__WHAT TO PRODUCE__
Going through the entries below, tally the lines that hold the word "Überwachungs" and state the result alone.

[Opening TASK INPUT section]

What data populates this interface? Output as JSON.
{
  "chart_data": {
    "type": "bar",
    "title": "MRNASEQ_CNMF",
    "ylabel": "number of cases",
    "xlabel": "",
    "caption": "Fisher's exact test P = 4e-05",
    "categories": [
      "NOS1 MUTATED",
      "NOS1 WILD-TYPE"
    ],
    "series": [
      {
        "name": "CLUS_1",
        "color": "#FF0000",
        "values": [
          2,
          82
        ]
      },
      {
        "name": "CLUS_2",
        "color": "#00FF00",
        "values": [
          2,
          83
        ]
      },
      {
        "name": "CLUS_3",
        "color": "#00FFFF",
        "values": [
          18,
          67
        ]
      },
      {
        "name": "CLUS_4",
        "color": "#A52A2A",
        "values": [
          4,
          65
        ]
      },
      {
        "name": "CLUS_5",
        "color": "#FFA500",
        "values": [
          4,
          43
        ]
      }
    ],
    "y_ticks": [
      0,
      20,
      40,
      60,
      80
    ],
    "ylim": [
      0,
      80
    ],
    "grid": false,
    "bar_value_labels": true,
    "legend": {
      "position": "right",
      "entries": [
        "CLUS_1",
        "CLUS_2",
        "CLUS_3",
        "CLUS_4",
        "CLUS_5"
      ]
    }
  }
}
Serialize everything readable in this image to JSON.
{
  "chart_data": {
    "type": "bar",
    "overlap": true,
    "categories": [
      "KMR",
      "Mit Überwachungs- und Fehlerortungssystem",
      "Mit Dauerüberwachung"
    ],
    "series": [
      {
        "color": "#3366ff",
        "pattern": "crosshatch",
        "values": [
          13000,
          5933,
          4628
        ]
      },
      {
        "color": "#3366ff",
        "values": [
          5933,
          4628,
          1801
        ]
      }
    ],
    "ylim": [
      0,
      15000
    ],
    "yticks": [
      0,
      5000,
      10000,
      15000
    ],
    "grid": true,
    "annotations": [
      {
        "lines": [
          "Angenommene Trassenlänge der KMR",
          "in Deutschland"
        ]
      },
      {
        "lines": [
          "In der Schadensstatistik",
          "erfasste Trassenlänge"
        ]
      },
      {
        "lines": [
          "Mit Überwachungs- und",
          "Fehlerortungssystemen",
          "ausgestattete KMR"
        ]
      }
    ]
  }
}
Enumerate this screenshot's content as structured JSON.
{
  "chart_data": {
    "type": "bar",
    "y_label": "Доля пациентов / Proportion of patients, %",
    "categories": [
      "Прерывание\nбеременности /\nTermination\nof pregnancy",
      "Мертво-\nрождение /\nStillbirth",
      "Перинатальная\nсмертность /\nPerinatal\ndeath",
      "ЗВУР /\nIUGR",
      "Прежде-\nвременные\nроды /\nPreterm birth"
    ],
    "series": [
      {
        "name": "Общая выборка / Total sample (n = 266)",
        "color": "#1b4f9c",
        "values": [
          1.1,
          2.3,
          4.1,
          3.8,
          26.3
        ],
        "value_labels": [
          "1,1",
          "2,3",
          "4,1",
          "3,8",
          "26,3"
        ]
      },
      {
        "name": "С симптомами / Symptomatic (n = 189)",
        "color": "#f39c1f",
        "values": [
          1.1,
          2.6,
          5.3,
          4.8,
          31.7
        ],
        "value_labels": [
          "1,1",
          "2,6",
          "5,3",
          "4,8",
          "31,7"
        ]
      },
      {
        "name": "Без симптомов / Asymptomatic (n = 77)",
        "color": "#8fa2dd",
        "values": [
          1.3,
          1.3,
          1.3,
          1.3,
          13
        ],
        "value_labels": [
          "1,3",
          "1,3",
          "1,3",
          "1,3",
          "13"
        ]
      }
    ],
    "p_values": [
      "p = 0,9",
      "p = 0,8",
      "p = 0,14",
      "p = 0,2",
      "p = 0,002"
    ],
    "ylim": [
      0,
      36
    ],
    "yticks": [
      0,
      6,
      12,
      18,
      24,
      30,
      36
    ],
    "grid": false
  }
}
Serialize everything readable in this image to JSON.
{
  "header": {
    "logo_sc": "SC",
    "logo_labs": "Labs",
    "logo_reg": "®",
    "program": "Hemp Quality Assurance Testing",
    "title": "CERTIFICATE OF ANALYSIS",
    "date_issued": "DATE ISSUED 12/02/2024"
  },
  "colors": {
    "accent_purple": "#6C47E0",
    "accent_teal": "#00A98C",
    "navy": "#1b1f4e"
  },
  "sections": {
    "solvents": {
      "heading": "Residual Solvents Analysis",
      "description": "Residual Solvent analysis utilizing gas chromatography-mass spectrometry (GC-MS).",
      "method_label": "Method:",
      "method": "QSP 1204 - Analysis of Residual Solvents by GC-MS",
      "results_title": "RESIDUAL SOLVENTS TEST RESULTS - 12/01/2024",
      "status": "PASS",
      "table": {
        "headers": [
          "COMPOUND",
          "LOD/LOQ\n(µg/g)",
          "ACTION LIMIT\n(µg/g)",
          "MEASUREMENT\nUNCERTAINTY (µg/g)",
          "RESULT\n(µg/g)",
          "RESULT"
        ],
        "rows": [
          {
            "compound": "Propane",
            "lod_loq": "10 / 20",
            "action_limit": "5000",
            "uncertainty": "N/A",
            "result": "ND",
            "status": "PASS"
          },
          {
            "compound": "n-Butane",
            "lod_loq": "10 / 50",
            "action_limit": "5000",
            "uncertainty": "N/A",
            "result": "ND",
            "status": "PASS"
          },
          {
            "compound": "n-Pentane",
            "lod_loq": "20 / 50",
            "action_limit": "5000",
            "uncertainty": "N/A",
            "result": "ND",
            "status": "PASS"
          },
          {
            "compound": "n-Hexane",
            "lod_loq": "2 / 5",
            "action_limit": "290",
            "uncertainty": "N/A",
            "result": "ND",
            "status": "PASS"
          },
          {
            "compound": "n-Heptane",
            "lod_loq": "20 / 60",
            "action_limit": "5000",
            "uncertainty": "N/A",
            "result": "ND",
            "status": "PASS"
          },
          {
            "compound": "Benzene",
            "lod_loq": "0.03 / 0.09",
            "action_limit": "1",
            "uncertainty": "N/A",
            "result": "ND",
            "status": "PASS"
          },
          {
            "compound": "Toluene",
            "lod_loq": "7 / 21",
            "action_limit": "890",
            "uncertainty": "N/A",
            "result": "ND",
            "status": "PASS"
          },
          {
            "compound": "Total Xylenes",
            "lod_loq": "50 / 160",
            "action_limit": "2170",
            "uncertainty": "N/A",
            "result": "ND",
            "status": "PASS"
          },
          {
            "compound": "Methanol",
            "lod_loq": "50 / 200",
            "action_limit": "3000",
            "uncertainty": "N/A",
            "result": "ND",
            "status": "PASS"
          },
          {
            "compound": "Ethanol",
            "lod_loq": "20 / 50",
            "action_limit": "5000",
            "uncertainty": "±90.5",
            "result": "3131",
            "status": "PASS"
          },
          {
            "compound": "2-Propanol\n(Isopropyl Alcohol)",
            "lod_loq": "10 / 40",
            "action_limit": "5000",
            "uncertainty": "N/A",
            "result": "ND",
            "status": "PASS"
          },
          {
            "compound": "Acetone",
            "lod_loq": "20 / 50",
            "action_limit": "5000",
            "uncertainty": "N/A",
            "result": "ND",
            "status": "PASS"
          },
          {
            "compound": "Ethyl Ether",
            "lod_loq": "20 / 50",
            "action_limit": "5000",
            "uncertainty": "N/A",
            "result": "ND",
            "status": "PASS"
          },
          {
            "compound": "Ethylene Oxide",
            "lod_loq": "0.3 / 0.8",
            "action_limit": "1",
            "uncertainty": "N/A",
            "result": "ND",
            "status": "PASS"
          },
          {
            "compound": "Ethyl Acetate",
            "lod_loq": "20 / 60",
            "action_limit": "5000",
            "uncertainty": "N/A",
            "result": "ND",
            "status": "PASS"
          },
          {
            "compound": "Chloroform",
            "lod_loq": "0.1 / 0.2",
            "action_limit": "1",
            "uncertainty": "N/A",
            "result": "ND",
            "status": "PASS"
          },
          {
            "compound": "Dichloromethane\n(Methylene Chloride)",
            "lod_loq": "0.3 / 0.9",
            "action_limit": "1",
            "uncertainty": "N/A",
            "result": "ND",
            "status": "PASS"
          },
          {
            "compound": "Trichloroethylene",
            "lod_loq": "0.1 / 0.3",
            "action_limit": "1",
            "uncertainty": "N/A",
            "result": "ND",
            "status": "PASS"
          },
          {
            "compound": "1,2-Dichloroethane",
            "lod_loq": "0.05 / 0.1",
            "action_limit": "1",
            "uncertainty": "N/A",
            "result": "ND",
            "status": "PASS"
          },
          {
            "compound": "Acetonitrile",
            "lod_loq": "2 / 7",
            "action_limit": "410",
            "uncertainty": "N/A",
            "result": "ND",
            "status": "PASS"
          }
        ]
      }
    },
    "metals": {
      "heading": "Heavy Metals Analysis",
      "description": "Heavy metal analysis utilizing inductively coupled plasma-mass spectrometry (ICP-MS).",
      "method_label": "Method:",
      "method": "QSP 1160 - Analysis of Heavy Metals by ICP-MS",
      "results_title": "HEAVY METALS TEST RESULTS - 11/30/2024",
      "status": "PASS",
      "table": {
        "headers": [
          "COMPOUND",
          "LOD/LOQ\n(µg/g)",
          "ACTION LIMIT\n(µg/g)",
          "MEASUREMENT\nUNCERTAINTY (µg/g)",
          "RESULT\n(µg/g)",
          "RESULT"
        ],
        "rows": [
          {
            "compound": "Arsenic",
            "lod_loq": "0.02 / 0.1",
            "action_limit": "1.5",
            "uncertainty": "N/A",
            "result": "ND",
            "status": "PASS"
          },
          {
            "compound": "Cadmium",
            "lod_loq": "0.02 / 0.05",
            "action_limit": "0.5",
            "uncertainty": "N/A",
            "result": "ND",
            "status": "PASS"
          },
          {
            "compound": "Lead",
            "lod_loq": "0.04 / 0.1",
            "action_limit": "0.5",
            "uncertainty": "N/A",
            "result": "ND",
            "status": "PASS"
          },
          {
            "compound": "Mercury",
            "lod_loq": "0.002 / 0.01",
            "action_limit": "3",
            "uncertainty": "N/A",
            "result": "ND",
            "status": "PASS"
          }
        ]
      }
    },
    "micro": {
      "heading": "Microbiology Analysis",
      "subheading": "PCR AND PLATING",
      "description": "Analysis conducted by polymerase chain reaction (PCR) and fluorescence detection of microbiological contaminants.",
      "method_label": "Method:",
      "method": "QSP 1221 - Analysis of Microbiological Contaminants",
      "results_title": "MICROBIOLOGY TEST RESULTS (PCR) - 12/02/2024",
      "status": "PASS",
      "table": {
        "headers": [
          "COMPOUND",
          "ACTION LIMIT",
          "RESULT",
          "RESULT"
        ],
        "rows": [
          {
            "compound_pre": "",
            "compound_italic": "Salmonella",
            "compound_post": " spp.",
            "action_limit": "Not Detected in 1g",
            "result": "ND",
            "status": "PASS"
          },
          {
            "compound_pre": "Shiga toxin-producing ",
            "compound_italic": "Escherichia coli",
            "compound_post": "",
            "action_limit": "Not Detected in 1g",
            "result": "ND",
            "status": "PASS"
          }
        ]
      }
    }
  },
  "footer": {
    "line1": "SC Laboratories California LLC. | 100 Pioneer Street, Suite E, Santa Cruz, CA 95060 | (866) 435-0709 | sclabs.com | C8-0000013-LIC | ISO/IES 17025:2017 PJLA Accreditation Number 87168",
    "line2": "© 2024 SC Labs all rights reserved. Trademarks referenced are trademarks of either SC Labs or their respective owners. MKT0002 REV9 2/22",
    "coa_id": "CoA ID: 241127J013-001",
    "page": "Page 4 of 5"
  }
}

[Closing TASK INPUT section]

__RESPONSE TO THIS TASK__
2